• Aim of the task
Reproduce every line below word for word, omitting the pictures.

• Available data
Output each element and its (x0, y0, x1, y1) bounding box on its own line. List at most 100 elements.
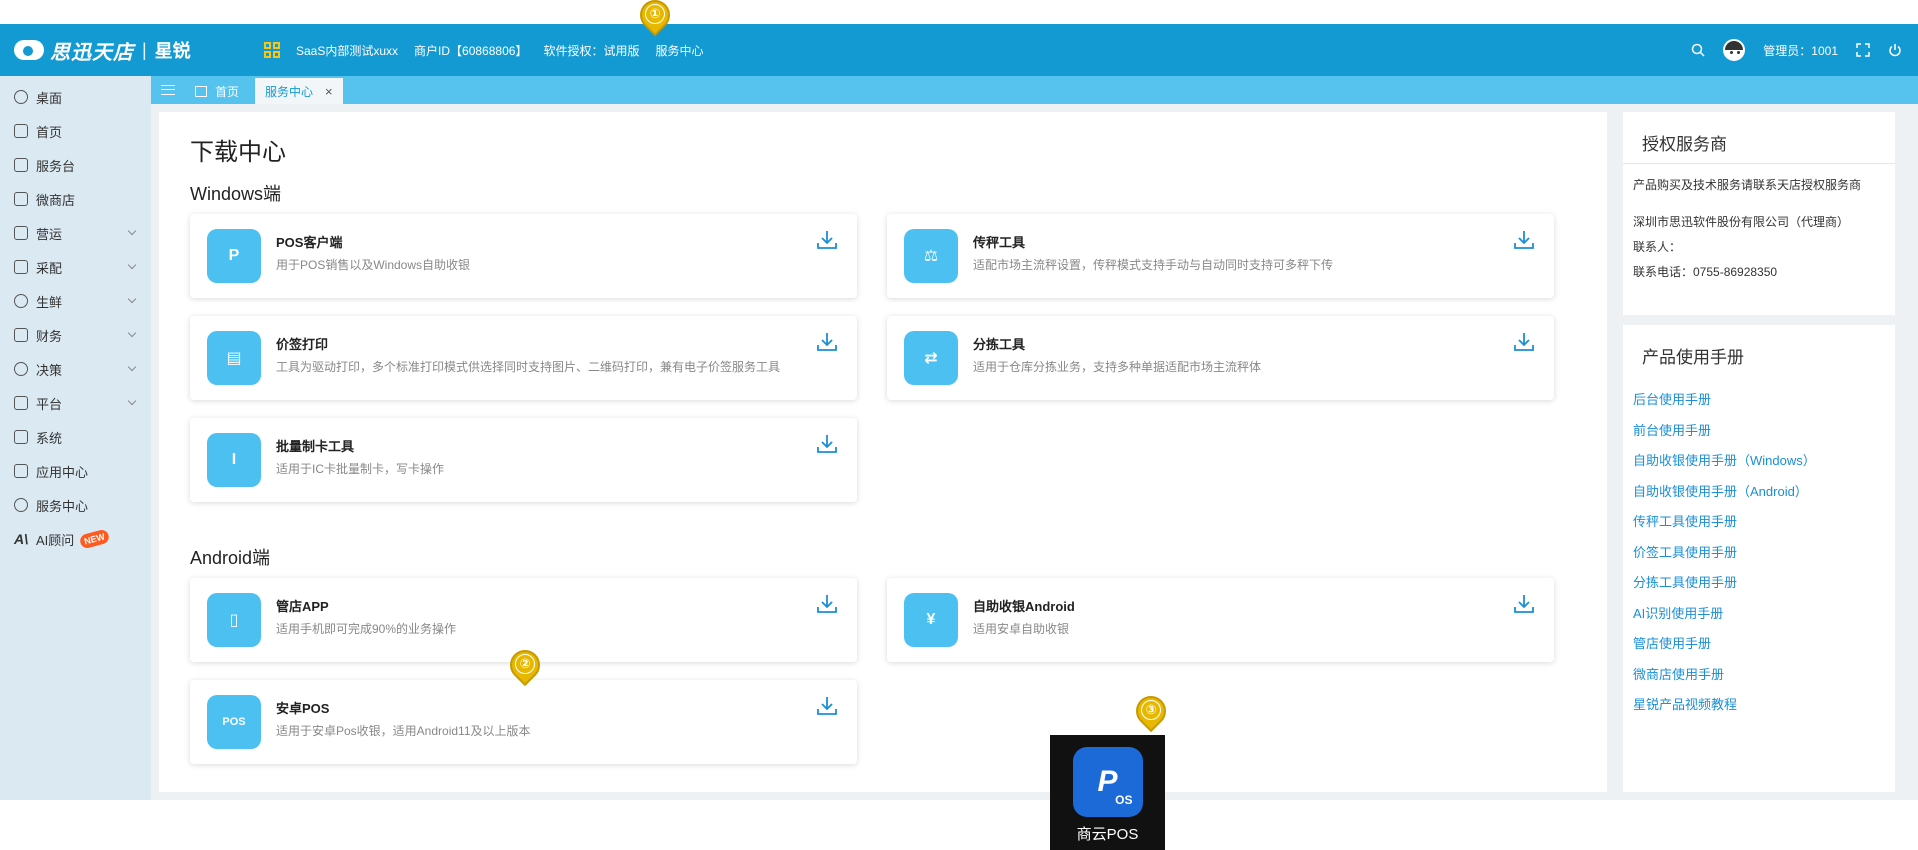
menu-toggle-icon[interactable] (151, 76, 185, 104)
license-type[interactable]: 软件授权：试用版 (543, 42, 639, 59)
apps-icon (14, 464, 28, 478)
sidebar-item-purchasing[interactable]: 采配 (0, 250, 151, 284)
sidebar-item-system[interactable]: 系统 (0, 420, 151, 454)
card-batch-card-tool[interactable]: I 批量制卡工具 适用于IC卡批量制卡，写卡操作 (190, 418, 857, 502)
store-icon (14, 192, 28, 206)
service-center-link[interactable]: 服务中心 (655, 42, 703, 59)
sidebar-item-platform[interactable]: 平台 (0, 386, 151, 420)
provider-phone: 联系电话：0755-86928350 (1633, 265, 1778, 279)
manual-link[interactable]: 微商店使用手册 (1623, 660, 1895, 691)
manual-title: 产品使用手册 (1642, 348, 1744, 367)
manual-link[interactable]: 传秤工具使用手册 (1623, 507, 1895, 538)
manual-link[interactable]: AI识别使用手册 (1623, 599, 1895, 630)
chevron-down-icon (127, 260, 137, 270)
tablet-icon: ▯ (207, 593, 261, 647)
tab-service-center[interactable]: 服务中心 × (255, 78, 343, 104)
desktop-shortcut-label: 商云POS (1076, 826, 1139, 843)
admin-label[interactable]: 管理员：1001 (1763, 42, 1838, 59)
sidebar-item-ai-advisor[interactable]: A\ AI顾问 NEW (0, 522, 151, 556)
fullscreen-icon[interactable] (1856, 43, 1870, 57)
avatar[interactable] (1723, 39, 1746, 61)
pos-client-icon: P (207, 229, 261, 283)
download-icon[interactable] (815, 592, 839, 616)
new-badge: NEW (78, 528, 111, 550)
card-sorting-tool[interactable]: ⇄ 分拣工具 适用于仓库分拣业务，支持多种单据适配市场主流秤体 (887, 316, 1554, 400)
manual-link[interactable]: 管店使用手册 (1623, 629, 1895, 660)
cloud-pos-app-icon: P (1072, 747, 1143, 817)
sidebar-item-app-center[interactable]: 应用中心 (0, 454, 151, 488)
top-header: 思迅天店 | 星锐 SaaS内部测试xuxx 商户ID【60868806】 软件… (0, 24, 1918, 76)
manual-link[interactable]: 分拣工具使用手册 (1623, 568, 1895, 599)
cloud-logo-icon (14, 40, 44, 60)
desktop-icon (14, 90, 28, 104)
provider-company: 深圳市思迅软件股份有限公司（代理商） (1633, 215, 1850, 229)
sidebar-item-service-desk[interactable]: 服务台 (0, 148, 151, 182)
card-pos-client[interactable]: P POS客户端 用于POS销售以及Windows自助收银 (190, 214, 857, 298)
service-desk-icon (14, 158, 28, 172)
download-icon[interactable] (1512, 592, 1536, 616)
sidebar-item-finance[interactable]: 财务 (0, 318, 151, 352)
brand-logo[interactable]: 思迅天店 | 星锐 (14, 36, 224, 65)
sidebar: 桌面 首页 服务台 微商店 营运 采配 生鲜 财务 决策 平台 系统 应用中心 … (0, 76, 151, 800)
decision-icon (14, 362, 28, 376)
header-actions: 管理员：1001 (1691, 24, 1902, 76)
system-icon (14, 430, 28, 444)
search-icon[interactable] (1691, 43, 1705, 57)
card-label-print[interactable]: ▤ 价签打印 工具为驱动打印，多个标准打印模式供选择同时支持图片、二维码打印，兼… (190, 316, 857, 400)
manual-link[interactable]: 星锐产品视频教程 (1623, 690, 1895, 721)
manual-link[interactable]: 自助收银使用手册（Android） (1623, 477, 1895, 508)
operations-icon (14, 226, 28, 240)
tab-home[interactable]: 首页 (185, 78, 249, 104)
product-name: 星锐 (154, 41, 191, 61)
fresh-icon (14, 294, 28, 308)
authorized-provider-title: 授权服务商 (1623, 112, 1895, 164)
sidebar-item-desktop[interactable]: 桌面 (0, 80, 151, 114)
sidebar-item-micro-store[interactable]: 微商店 (0, 182, 151, 216)
finance-icon (14, 328, 28, 342)
download-icon[interactable] (815, 432, 839, 456)
home-icon (195, 85, 207, 97)
merchant-id: 商户ID【60868806】 (414, 43, 528, 58)
sidebar-item-home[interactable]: 首页 (0, 114, 151, 148)
download-icon[interactable] (1512, 330, 1536, 354)
scale-icon: ⚖ (904, 229, 958, 283)
label-print-icon: ▤ (207, 331, 261, 385)
platform-icon (14, 396, 28, 410)
provider-contact: 联系人： (1633, 240, 1682, 254)
manual-link[interactable]: 自助收银使用手册（Windows） (1623, 446, 1895, 477)
manual-link[interactable]: 前台使用手册 (1623, 416, 1895, 447)
annotation-marker-2: ② (503, 643, 547, 688)
card-scale-tool[interactable]: ⚖ 传秤工具 适配市场主流秤设置，传秤模式支持手动与自动同时支持可多秤下传 (887, 214, 1554, 298)
sidebar-item-fresh[interactable]: 生鲜 (0, 284, 151, 318)
annotation-marker-3: ③ (1129, 689, 1173, 734)
android-section-title: Android端 (190, 548, 271, 568)
sidebar-item-operations[interactable]: 营运 (0, 216, 151, 250)
manual-panel: 产品使用手册 后台使用手册 前台使用手册 自助收银使用手册（Windows） 自… (1623, 325, 1895, 792)
power-icon[interactable] (1888, 43, 1902, 57)
desktop-shortcut-cloud-pos[interactable]: P 商云POS (1050, 735, 1165, 850)
download-icon[interactable] (815, 330, 839, 354)
chevron-down-icon (127, 396, 137, 406)
manual-link[interactable]: 后台使用手册 (1623, 385, 1895, 416)
download-icon[interactable] (815, 228, 839, 252)
company-name: SaaS内部测试xuxx (296, 43, 399, 58)
sidebar-item-decision[interactable]: 决策 (0, 352, 151, 386)
page-title: 下载中心 (190, 139, 286, 166)
android-pos-icon: POS (207, 695, 261, 749)
brand-name: 思迅天店 (50, 41, 134, 64)
card-android-pos[interactable]: POS 安卓POS 适用于安卓Pos收银，适用Android11及以上版本 (190, 680, 857, 764)
self-checkout-icon: ¥ (904, 593, 958, 647)
authorized-provider-panel: 授权服务商 产品购买及技术服务请联系天店授权服务商 深圳市思迅软件股份有限公司（… (1623, 112, 1895, 315)
close-icon[interactable]: × (325, 84, 333, 99)
card-self-checkout-android[interactable]: ¥ 自助收银Android 适用安卓自助收银 (887, 578, 1554, 662)
ai-logo-icon: A\ (14, 531, 28, 547)
home-icon (14, 124, 28, 138)
cart-icon (14, 260, 28, 274)
provider-intro: 产品购买及技术服务请联系天店授权服务商 (1633, 178, 1862, 192)
manual-link[interactable]: 价签工具使用手册 (1623, 538, 1895, 569)
download-icon[interactable] (1512, 228, 1536, 252)
download-icon[interactable] (815, 694, 839, 718)
download-center-panel: 下载中心 Windows端 P POS客户端 用于POS销售以及Windows自… (159, 112, 1607, 792)
sidebar-item-service-center[interactable]: 服务中心 (0, 488, 151, 522)
grid-icon[interactable] (264, 42, 280, 58)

• Written reply
Output each element and its (x0, y0, x1, y1) bounding box on its own line. List at most 100 elements.
menu-toggle-icon[interactable] (151, 76, 185, 104)
license-type[interactable]: 软件授权：试用版 (543, 42, 639, 59)
apps-icon (14, 464, 28, 478)
sidebar-item-purchasing[interactable]: 采配 (0, 250, 151, 284)
sidebar-item-system[interactable]: 系统 (0, 420, 151, 454)
card-batch-card-tool[interactable]: I 批量制卡工具 适用于IC卡批量制卡，写卡操作 (190, 418, 857, 502)
store-icon (14, 192, 28, 206)
service-center-link[interactable]: 服务中心 (655, 42, 703, 59)
sidebar-item-platform[interactable]: 平台 (0, 386, 151, 420)
provider-phone: 联系电话：0755-86928350 (1633, 265, 1778, 279)
manual-link[interactable]: 微商店使用手册 (1623, 660, 1895, 691)
manual-title: 产品使用手册 (1642, 348, 1744, 367)
manual-link[interactable]: 传秤工具使用手册 (1623, 507, 1895, 538)
manual-link[interactable]: AI识别使用手册 (1623, 599, 1895, 630)
chevron-down-icon (127, 260, 137, 270)
tablet-icon: ▯ (207, 593, 261, 647)
tab-service-center[interactable]: 服务中心 × (255, 78, 343, 104)
desktop-shortcut-label: 商云POS (1076, 826, 1139, 843)
admin-label[interactable]: 管理员：1001 (1763, 42, 1838, 59)
sidebar-item-ai-advisor[interactable]: A\ AI顾问 NEW (0, 522, 151, 556)
fullscreen-icon[interactable] (1856, 43, 1870, 57)
avatar[interactable] (1723, 39, 1746, 61)
pos-client-icon: P (207, 229, 261, 283)
download-icon[interactable] (815, 592, 839, 616)
new-badge: NEW (78, 528, 111, 550)
card-sorting-tool[interactable]: ⇄ 分拣工具 适用于仓库分拣业务，支持多种单据适配市场主流秤体 (887, 316, 1554, 400)
manual-link[interactable]: 管店使用手册 (1623, 629, 1895, 660)
cloud-pos-app-icon: P (1072, 747, 1143, 817)
sidebar-item-app-center[interactable]: 应用中心 (0, 454, 151, 488)
top-header: 思迅天店 | 星锐 SaaS内部测试xuxx 商户ID【60868806】 软件… (0, 24, 1918, 76)
manual-link[interactable]: 分拣工具使用手册 (1623, 568, 1895, 599)
cloud-logo-icon (14, 40, 44, 60)
desktop-icon (14, 90, 28, 104)
provider-company: 深圳市思迅软件股份有限公司（代理商） (1633, 215, 1850, 229)
sidebar-item-service-desk[interactable]: 服务台 (0, 148, 151, 182)
card-pos-client[interactable]: P POS客户端 用于POS销售以及Windows自助收银 (190, 214, 857, 298)
service-desk-icon (14, 158, 28, 172)
download-icon[interactable] (1512, 592, 1536, 616)
sidebar-item-finance[interactable]: 财务 (0, 318, 151, 352)
brand-logo[interactable]: 思迅天店 | 星锐 (14, 36, 224, 65)
sidebar: 桌面 首页 服务台 微商店 营运 采配 生鲜 财务 决策 平台 系统 应用中心 … (0, 76, 151, 800)
decision-icon (14, 362, 28, 376)
header-actions: 管理员：1001 (1691, 24, 1902, 76)
system-icon (14, 430, 28, 444)
search-icon[interactable] (1691, 43, 1705, 57)
card-label-print[interactable]: ▤ 价签打印 工具为驱动打印，多个标准打印模式供选择同时支持图片、二维码打印，兼… (190, 316, 857, 400)
manual-link[interactable]: 星锐产品视频教程 (1623, 690, 1895, 721)
manual-link[interactable]: 自助收银使用手册（Android） (1623, 477, 1895, 508)
operations-icon (14, 226, 28, 240)
tab-home[interactable]: 首页 (185, 78, 249, 104)
product-name: 星锐 (154, 41, 191, 61)
fresh-icon (14, 294, 28, 308)
authorized-provider-title: 授权服务商 (1623, 112, 1895, 164)
sidebar-item-desktop[interactable]: 桌面 (0, 80, 151, 114)
sidebar-item-micro-store[interactable]: 微商店 (0, 182, 151, 216)
finance-icon (14, 328, 28, 342)
download-icon[interactable] (815, 432, 839, 456)
home-icon (195, 85, 207, 97)
merchant-id: 商户ID【60868806】 (414, 43, 528, 58)
sidebar-item-home[interactable]: 首页 (0, 114, 151, 148)
download-icon[interactable] (1512, 330, 1536, 354)
scale-icon: ⚖ (904, 229, 958, 283)
label-print-icon: ▤ (207, 331, 261, 385)
platform-icon (14, 396, 28, 410)
provider-contact: 联系人： (1633, 240, 1682, 254)
manual-link[interactable]: 自助收银使用手册（Windows） (1623, 446, 1895, 477)
manual-link[interactable]: 前台使用手册 (1623, 416, 1895, 447)
annotation-marker-2: ② (503, 643, 547, 688)
card-scale-tool[interactable]: ⚖ 传秤工具 适配市场主流秤设置，传秤模式支持手动与自动同时支持可多秤下传 (887, 214, 1554, 298)
sidebar-item-fresh[interactable]: 生鲜 (0, 284, 151, 318)
annotation-marker-3: ③ (1129, 689, 1173, 734)
android-section-title: Android端 (190, 548, 271, 568)
sidebar-item-operations[interactable]: 营运 (0, 216, 151, 250)
manual-panel: 产品使用手册 后台使用手册 前台使用手册 自助收银使用手册（Windows） 自… (1623, 325, 1895, 792)
power-icon[interactable] (1888, 43, 1902, 57)
desktop-shortcut-cloud-pos[interactable]: P 商云POS (1050, 735, 1165, 850)
download-icon[interactable] (815, 330, 839, 354)
chevron-down-icon (127, 396, 137, 406)
manual-link[interactable]: 后台使用手册 (1623, 385, 1895, 416)
download-icon[interactable] (815, 228, 839, 252)
company-name: SaaS内部测试xuxx (296, 43, 399, 58)
sidebar-item-decision[interactable]: 决策 (0, 352, 151, 386)
page-title: 下载中心 (190, 139, 286, 166)
android-pos-icon: POS (207, 695, 261, 749)
brand-name: 思迅天店 (50, 41, 134, 64)
card-android-pos[interactable]: POS 安卓POS 适用于安卓Pos收银，适用Android11及以上版本 (190, 680, 857, 764)
self-checkout-icon: ¥ (904, 593, 958, 647)
authorized-provider-panel: 授权服务商 产品购买及技术服务请联系天店授权服务商 深圳市思迅软件股份有限公司（… (1623, 112, 1895, 315)
close-icon[interactable]: × (325, 84, 333, 99)
card-self-checkout-android[interactable]: ¥ 自助收银Android 适用安卓自助收银 (887, 578, 1554, 662)
ai-logo-icon: A\ (14, 531, 28, 547)
home-icon (14, 124, 28, 138)
cart-icon (14, 260, 28, 274)
provider-intro: 产品购买及技术服务请联系天店授权服务商 (1633, 178, 1862, 192)
manual-link[interactable]: 价签工具使用手册 (1623, 538, 1895, 569)
download-icon[interactable] (1512, 228, 1536, 252)
download-icon[interactable] (815, 694, 839, 718)
download-center-panel: 下载中心 Windows端 P POS客户端 用于POS销售以及Windows自… (159, 112, 1607, 792)
sidebar-item-service-center[interactable]: 服务中心 (0, 488, 151, 522)
grid-icon[interactable] (264, 42, 280, 58)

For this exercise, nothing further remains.